[TASK PROMPT]: Write out all the lines again, precisely as they stand, but without the images.

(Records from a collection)
------------------------
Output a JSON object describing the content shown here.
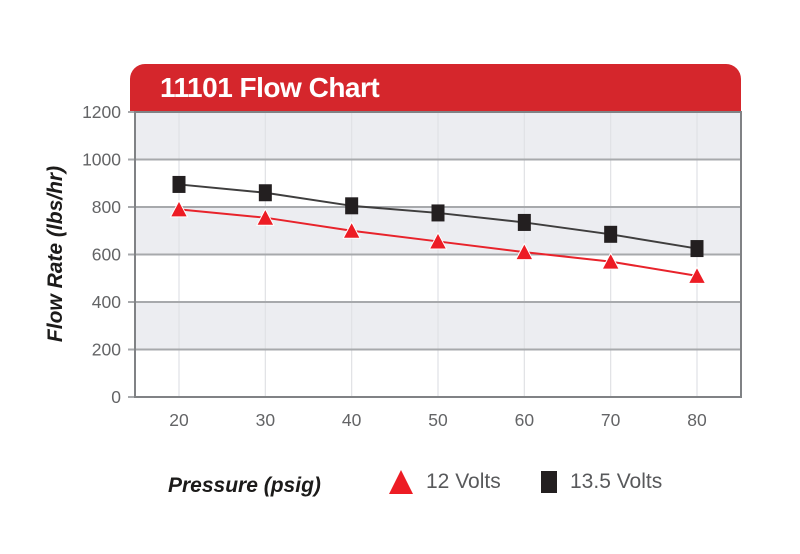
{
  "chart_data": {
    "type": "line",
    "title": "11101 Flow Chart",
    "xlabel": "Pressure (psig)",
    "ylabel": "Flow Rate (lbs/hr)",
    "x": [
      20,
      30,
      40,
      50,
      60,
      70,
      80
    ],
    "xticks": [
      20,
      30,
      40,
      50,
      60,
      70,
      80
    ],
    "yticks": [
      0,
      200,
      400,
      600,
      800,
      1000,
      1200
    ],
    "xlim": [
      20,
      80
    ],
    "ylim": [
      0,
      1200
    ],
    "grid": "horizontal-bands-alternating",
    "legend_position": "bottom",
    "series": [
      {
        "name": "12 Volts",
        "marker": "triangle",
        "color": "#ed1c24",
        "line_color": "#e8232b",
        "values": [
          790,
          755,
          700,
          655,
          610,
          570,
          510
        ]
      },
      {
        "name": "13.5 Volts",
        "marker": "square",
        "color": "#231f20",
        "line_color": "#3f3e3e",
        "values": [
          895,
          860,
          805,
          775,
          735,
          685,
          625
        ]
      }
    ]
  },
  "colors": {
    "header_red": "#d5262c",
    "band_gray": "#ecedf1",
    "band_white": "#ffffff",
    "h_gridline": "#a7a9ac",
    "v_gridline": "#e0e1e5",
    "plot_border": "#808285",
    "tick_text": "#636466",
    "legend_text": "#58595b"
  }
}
------------------------
[SOLUTION FOR THIS EXERCISE]:
Output a JSON object describing the content shown here.
{
  "chart_data": {
    "type": "line",
    "title": "11101 Flow Chart",
    "xlabel": "Pressure (psig)",
    "ylabel": "Flow Rate (lbs/hr)",
    "x": [
      20,
      30,
      40,
      50,
      60,
      70,
      80
    ],
    "xticks": [
      20,
      30,
      40,
      50,
      60,
      70,
      80
    ],
    "yticks": [
      0,
      200,
      400,
      600,
      800,
      1000,
      1200
    ],
    "xlim": [
      20,
      80
    ],
    "ylim": [
      0,
      1200
    ],
    "grid": "horizontal-bands-alternating",
    "legend_position": "bottom",
    "series": [
      {
        "name": "12 Volts",
        "marker": "triangle",
        "color": "#ed1c24",
        "line_color": "#e8232b",
        "values": [
          790,
          755,
          700,
          655,
          610,
          570,
          510
        ]
      },
      {
        "name": "13.5 Volts",
        "marker": "square",
        "color": "#231f20",
        "line_color": "#3f3e3e",
        "values": [
          895,
          860,
          805,
          775,
          735,
          685,
          625
        ]
      }
    ]
  },
  "colors": {
    "header_red": "#d5262c",
    "band_gray": "#ecedf1",
    "band_white": "#ffffff",
    "h_gridline": "#a7a9ac",
    "v_gridline": "#e0e1e5",
    "plot_border": "#808285",
    "tick_text": "#636466",
    "legend_text": "#58595b"
  }
}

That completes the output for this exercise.